Exercise prompt
The answer is one number: how many lines hold the string "Адрес".

━━━ Data excerpts

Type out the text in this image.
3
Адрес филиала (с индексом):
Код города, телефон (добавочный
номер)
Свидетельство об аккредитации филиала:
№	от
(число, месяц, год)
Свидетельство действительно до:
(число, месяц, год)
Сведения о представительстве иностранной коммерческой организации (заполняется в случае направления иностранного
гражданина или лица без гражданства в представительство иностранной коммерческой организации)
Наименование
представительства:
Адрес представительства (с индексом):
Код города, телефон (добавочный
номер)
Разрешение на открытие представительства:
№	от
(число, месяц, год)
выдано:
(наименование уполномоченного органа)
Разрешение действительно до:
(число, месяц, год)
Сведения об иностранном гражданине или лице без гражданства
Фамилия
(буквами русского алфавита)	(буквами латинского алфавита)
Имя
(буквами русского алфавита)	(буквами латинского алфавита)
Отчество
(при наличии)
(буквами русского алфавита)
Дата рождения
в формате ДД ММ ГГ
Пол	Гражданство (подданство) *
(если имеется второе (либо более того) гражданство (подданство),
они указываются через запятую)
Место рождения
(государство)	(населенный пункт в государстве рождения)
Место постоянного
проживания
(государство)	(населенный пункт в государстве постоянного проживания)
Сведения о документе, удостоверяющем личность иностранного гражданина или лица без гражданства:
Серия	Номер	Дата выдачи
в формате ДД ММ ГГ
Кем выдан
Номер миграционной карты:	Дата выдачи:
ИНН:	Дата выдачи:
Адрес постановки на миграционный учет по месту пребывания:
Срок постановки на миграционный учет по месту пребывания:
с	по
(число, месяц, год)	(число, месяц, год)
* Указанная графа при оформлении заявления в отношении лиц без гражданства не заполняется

━━━━━━

Answer for the task
3